INSTRUCCIONES: Indica si cada afirmación concuerda con la entrevista y cita las palabras del texto que lo deciden. 1. La madre de Arregi tiene 82 años. 2. Todos los hijos de la madre de Arregi nacieron en el caserío. 3. Arregi afirma que fueron propiamente sus superiores quienes lo forzaron a salir.

No a corto y medio plazo. Si los obispos del futuro van a salir, como es normal, de los seminarios de hoy, no pueden sino prolongar e incluso agravar el dogmatismo y la intolerancia actuales.
Comprendo que la Iglesia, como todo grupo humano, necesita un marco institucional más o menos coherente. Pero si las instituciones religiosas no son capaces de ser mucho más tolerantes que los partidos políticos con la diferencia y la disidencia internas -y no lo son-, no tiene sentido que sigan hablando de Dios y del Evangelio de Jesús.
(La madre de Arregi es una mujer fuerte, como las de la Biblia, capaz de sufrir sin quejas. Tiene 82 años y aún sigue cociendo hogazas en el horno del mismo caserío en el que dio a luz a todos sus hijos, menos al último, que nació en un hospital en 1969. La madre trabajaba 18 horas al día, y a veces más, en casa y en el campo. Justo aprendió a leer y a escribir, y algo de castellano).
La ruptura con la jerarquía era una crónica anunciada. ¿Esperaba algo distinto?
Desde hace años presentía que algún día habría de llegarme también a mí la prohibición de enseñar Teología y todo el conflicto personal e institucional que eso conlleva.
El pontificado de Juan Pablo II, con Ratzinger al frente de la Congregación para la Doctrina y la Fe, ha invertido el rumbo de la Iglesia, ha truncado los sueños conciliares de aggiornamento ha alterado el perfil del episcopado.
Ha vuelto a la Iglesia la persecución antimodernista que el Vaticano II parecía haber desterrado para siempre. Era inevitable que también me afectara. Solo hizo falta para ello que me hiciera un poco más conocido.
Han sido sus hermanos superiores los que le han forzado a dejar la orden si se negaba a callar. ¿Cómo ha sido el proceso?
No han sido mis superiores los que me han forzado, propiamente. Más bien, son ellos los que han sido forzados a callarme. Mi negativa les ponía entre la espada y la pared: o ellos se enfrentaban a la autoridad episcopal o yo debía salir. Lo primero, aunque sea triste, es impensable en la orden franciscana de hoy.
(Los padres de Arregi se casaron en el santuario de Aranzazu -en 1947, a las ocho de la mañana- y llevaban todos los años a sus hijos en peregrinación al monasterio. Era el día más esperado. Una vez, José Arregi, con apenas siete años, acudió solo con su padre. Mientras una larga doble fila de frailes despedía a los peregrinos, el padre le preguntó: "¿No te gustaría ser franciscano?". El niño dijo que sí.

REGISTROS:

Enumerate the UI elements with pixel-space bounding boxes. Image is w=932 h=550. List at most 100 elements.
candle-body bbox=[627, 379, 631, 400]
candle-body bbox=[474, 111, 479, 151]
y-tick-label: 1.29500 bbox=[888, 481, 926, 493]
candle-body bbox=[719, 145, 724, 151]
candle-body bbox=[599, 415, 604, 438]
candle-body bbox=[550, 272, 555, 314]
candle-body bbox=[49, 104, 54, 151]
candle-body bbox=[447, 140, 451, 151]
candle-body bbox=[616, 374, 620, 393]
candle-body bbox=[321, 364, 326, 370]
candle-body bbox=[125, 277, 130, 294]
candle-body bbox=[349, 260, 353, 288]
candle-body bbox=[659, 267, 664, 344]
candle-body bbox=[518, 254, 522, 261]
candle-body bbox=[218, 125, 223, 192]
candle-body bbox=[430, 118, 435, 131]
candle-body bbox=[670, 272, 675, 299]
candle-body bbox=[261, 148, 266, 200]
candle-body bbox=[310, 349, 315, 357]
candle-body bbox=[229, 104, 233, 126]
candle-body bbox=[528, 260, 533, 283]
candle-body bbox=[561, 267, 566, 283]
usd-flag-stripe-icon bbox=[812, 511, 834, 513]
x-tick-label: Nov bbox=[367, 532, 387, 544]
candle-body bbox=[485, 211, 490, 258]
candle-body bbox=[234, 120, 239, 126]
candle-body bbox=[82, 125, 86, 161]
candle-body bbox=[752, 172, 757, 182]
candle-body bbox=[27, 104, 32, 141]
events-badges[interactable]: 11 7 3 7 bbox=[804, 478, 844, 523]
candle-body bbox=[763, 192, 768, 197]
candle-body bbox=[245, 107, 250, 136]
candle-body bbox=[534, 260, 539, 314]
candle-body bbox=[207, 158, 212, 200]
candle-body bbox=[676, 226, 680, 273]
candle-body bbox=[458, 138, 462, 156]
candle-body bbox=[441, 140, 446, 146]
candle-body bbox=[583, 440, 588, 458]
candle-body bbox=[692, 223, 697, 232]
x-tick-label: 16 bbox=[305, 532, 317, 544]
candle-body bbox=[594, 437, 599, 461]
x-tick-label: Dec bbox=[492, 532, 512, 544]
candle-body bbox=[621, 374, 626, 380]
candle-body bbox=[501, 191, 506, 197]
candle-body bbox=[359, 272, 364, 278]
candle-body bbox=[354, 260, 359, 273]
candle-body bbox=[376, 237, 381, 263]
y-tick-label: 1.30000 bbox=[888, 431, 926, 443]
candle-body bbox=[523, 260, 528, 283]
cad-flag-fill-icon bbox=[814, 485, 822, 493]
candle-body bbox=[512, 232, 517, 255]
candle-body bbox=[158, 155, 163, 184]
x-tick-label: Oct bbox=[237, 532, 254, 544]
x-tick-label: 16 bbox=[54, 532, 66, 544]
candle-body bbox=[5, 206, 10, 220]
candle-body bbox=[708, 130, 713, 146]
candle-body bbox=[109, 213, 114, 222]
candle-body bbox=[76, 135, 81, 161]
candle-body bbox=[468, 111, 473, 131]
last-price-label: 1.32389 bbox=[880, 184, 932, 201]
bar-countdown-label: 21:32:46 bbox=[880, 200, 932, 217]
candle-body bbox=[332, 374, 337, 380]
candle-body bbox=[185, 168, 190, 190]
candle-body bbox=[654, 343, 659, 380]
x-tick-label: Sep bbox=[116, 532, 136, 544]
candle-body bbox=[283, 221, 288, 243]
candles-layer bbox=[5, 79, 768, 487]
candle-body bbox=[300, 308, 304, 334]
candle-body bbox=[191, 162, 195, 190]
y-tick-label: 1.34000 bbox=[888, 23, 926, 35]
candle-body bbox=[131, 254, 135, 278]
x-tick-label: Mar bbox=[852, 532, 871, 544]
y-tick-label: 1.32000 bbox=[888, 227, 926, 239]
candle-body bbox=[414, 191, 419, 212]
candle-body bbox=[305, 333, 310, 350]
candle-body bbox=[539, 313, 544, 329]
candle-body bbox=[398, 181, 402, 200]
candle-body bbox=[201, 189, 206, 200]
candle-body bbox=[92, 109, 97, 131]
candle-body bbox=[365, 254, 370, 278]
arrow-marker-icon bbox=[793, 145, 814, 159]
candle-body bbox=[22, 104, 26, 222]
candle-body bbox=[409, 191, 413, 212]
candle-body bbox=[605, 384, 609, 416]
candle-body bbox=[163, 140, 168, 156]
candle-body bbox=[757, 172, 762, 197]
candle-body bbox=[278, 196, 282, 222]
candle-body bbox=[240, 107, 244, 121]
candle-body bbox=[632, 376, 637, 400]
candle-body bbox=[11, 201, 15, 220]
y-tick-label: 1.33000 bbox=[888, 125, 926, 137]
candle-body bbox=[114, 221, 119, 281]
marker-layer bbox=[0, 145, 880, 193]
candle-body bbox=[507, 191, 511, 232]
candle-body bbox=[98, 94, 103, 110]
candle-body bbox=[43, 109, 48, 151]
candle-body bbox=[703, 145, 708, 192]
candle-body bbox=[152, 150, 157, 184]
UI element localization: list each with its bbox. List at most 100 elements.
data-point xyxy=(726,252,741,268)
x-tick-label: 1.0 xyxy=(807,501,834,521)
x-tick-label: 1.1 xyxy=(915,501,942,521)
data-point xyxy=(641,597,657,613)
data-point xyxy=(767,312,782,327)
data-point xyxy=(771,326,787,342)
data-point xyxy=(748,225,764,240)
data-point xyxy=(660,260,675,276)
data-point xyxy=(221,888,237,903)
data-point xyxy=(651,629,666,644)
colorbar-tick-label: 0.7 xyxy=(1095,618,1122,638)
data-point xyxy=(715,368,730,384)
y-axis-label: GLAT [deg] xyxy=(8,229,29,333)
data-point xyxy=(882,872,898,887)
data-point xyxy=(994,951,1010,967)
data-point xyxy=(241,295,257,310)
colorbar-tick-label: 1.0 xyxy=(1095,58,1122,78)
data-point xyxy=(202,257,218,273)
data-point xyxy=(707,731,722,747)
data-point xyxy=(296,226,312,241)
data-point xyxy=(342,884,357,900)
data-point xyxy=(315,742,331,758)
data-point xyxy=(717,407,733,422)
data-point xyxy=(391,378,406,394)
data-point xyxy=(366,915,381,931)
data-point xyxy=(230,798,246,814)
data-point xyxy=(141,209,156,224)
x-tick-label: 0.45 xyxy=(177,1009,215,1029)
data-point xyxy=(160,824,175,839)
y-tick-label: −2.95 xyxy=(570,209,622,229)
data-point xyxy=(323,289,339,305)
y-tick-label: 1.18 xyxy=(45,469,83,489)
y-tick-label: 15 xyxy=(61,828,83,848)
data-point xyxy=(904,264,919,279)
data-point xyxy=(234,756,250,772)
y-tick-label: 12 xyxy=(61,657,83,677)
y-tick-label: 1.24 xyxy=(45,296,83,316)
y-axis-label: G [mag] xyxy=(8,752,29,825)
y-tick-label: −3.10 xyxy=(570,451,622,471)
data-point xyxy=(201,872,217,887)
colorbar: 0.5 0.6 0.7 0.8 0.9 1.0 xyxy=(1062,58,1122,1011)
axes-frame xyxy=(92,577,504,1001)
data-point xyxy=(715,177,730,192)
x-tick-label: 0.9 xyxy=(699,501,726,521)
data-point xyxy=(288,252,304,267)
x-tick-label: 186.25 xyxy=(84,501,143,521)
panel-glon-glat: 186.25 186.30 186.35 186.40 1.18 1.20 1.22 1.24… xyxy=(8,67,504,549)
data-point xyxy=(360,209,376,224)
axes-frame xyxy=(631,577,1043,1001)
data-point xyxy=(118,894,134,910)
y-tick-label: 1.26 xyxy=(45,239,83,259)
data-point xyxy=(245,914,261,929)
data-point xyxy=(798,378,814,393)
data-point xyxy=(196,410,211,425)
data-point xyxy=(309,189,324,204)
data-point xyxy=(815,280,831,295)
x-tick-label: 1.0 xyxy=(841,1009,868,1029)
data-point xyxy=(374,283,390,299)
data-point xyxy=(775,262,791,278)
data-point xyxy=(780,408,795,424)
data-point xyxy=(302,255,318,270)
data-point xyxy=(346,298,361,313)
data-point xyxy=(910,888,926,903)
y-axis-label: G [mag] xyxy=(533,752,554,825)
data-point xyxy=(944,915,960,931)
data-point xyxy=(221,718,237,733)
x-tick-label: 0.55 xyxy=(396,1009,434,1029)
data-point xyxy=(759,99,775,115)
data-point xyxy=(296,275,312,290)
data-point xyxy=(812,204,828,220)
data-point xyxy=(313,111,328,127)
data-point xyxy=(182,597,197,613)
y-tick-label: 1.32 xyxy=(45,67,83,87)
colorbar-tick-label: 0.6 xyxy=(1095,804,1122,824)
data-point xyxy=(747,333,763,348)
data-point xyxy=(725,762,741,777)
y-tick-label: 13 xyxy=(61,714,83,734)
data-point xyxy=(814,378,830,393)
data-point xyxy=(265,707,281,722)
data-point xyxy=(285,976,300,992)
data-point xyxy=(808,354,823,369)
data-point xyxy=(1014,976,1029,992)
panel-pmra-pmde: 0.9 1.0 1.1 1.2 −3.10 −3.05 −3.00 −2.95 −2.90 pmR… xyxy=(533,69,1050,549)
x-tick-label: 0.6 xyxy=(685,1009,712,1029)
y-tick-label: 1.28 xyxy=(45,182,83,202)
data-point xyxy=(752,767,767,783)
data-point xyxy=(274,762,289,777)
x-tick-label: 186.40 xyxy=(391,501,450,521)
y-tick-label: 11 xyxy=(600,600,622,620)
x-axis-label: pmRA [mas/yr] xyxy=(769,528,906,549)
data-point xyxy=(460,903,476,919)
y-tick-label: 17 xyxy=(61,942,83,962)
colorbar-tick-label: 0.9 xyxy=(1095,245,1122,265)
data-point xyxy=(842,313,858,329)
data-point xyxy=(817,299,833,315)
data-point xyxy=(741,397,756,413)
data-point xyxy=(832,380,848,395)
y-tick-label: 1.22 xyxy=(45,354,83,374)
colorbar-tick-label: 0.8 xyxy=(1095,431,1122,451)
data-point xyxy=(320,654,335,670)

SOLUCIÓN COMENTADA:
1. Sí: «Tiene 82 años».
2. No: «menos al último, que nació en un hospital en 1969».
3. No: «No han sido mis superiores los que me han forzado, propiamente».